YOUR TASK> Verbatim output of all the material below is required.

THE INPUT>

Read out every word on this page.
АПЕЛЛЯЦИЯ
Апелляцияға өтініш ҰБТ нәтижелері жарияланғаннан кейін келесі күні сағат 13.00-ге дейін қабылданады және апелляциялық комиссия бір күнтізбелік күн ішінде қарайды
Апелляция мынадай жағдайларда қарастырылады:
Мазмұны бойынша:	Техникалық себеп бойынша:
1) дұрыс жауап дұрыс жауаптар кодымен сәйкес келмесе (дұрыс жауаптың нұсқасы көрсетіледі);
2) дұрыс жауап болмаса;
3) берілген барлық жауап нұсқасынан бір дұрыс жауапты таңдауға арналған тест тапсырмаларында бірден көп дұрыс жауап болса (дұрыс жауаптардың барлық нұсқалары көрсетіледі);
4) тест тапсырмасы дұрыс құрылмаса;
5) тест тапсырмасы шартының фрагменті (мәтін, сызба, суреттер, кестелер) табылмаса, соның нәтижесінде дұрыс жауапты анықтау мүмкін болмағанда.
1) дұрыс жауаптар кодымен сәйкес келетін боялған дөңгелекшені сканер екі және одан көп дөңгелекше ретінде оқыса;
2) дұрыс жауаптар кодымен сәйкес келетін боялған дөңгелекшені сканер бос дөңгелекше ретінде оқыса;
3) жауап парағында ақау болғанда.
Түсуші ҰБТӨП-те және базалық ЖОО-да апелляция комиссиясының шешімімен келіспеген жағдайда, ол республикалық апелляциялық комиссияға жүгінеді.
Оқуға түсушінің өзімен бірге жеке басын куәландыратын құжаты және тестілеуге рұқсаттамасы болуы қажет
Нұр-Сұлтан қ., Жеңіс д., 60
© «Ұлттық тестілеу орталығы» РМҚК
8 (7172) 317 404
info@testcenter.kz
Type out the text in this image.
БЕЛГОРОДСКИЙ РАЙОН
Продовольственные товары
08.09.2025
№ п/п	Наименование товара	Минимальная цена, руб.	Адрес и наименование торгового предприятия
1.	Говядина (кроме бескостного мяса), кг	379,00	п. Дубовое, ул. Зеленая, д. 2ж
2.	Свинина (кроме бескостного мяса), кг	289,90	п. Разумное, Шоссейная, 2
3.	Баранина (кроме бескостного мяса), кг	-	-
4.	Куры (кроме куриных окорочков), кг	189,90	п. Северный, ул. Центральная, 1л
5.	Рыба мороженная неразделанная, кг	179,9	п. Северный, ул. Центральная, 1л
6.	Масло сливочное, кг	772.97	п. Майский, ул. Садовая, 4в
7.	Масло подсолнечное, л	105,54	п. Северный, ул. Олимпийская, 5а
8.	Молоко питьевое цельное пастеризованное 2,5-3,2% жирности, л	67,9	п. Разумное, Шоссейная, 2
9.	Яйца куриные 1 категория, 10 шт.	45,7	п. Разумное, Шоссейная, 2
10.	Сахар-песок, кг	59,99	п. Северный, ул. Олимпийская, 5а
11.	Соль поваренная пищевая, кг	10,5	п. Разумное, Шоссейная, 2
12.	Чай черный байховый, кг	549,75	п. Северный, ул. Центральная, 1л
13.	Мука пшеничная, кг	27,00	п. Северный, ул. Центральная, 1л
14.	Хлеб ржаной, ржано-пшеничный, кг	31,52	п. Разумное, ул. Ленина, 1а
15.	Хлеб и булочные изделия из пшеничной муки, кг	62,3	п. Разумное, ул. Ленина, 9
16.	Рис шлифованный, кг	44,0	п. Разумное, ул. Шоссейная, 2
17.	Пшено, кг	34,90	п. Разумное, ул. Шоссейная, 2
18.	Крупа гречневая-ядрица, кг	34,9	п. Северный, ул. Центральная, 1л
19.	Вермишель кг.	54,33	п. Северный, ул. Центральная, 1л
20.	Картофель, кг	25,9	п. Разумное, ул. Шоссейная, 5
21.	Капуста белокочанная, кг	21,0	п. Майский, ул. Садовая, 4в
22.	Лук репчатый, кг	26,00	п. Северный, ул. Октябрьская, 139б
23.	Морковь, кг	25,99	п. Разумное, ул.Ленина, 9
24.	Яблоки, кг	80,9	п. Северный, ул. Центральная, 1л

RESPONSE TO THIS TASK>
Read out every word on this page.
АПЕЛЛЯЦИЯ
Апелляцияға өтініш ҰБТ нәтижелері жарияланғаннан кейін келесі күні сағат 13.00-ге дейін қабылданады және апелляциялық комиссия бір күнтізбелік күн ішінде қарайды
Апелляция мынадай жағдайларда қарастырылады:
Мазмұны бойынша:	Техникалық себеп бойынша:
1) дұрыс жауап дұрыс жауаптар кодымен сәйкес келмесе (дұрыс жауаптың нұсқасы көрсетіледі);
2) дұрыс жауап болмаса;
3) берілген барлық жауап нұсқасынан бір дұрыс жауапты таңдауға арналған тест тапсырмаларында бірден көп дұрыс жауап болса (дұрыс жауаптардың барлық нұсқалары көрсетіледі);
4) тест тапсырмасы дұрыс құрылмаса;
5) тест тапсырмасы шартының фрагменті (мәтін, сызба, суреттер, кестелер) табылмаса, соның нәтижесінде дұрыс жауапты анықтау мүмкін болмағанда.
1) дұрыс жауаптар кодымен сәйкес келетін боялған дөңгелекшені сканер екі және одан көп дөңгелекше ретінде оқыса;
2) дұрыс жауаптар кодымен сәйкес келетін боялған дөңгелекшені сканер бос дөңгелекше ретінде оқыса;
3) жауап парағында ақау болғанда.
Түсуші ҰБТӨП-те және базалық ЖОО-да апелляция комиссиясының шешімімен келіспеген жағдайда, ол республикалық апелляциялық комиссияға жүгінеді.
Оқуға түсушінің өзімен бірге жеке басын куәландыратын құжаты және тестілеуге рұқсаттамасы болуы қажет
Нұр-Сұлтан қ., Жеңіс д., 60
© «Ұлттық тестілеу орталығы» РМҚК
8 (7172) 317 404
info@testcenter.kz
Type out the text in this image.
БЕЛГОРОДСКИЙ РАЙОН
Продовольственные товары
08.09.2025
№ п/п	Наименование товара	Минимальная цена, руб.	Адрес и наименование торгового предприятия
1.	Говядина (кроме бескостного мяса), кг	379,00	п. Дубовое, ул. Зеленая, д. 2ж
2.	Свинина (кроме бескостного мяса), кг	289,90	п. Разумное, Шоссейная, 2
3.	Баранина (кроме бескостного мяса), кг	-	-
4.	Куры (кроме куриных окорочков), кг	189,90	п. Северный, ул. Центральная, 1л
5.	Рыба мороженная неразделанная, кг	179,9	п. Северный, ул. Центральная, 1л
6.	Масло сливочное, кг	772.97	п. Майский, ул. Садовая, 4в
7.	Масло подсолнечное, л	105,54	п. Северный, ул. Олимпийская, 5а
8.	Молоко питьевое цельное пастеризованное 2,5-3,2% жирности, л	67,9	п. Разумное, Шоссейная, 2
9.	Яйца куриные 1 категория, 10 шт.	45,7	п. Разумное, Шоссейная, 2
10.	Сахар-песок, кг	59,99	п. Северный, ул. Олимпийская, 5а
11.	Соль поваренная пищевая, кг	10,5	п. Разумное, Шоссейная, 2
12.	Чай черный байховый, кг	549,75	п. Северный, ул. Центральная, 1л
13.	Мука пшеничная, кг	27,00	п. Северный, ул. Центральная, 1л
14.	Хлеб ржаной, ржано-пшеничный, кг	31,52	п. Разумное, ул. Ленина, 1а
15.	Хлеб и булочные изделия из пшеничной муки, кг	62,3	п. Разумное, ул. Ленина, 9
16.	Рис шлифованный, кг	44,0	п. Разумное, ул. Шоссейная, 2
17.	Пшено, кг	34,90	п. Разумное, ул. Шоссейная, 2
18.	Крупа гречневая-ядрица, кг	34,9	п. Северный, ул. Центральная, 1л
19.	Вермишель кг.	54,33	п. Северный, ул. Центральная, 1л
20.	Картофель, кг	25,9	п. Разумное, ул. Шоссейная, 5
21.	Капуста белокочанная, кг	21,0	п. Майский, ул. Садовая, 4в
22.	Лук репчатый, кг	26,00	п. Северный, ул. Октябрьская, 139б
23.	Морковь, кг	25,99	п. Разумное, ул.Ленина, 9
24.	Яблоки, кг	80,9	п. Северный, ул. Центральная, 1л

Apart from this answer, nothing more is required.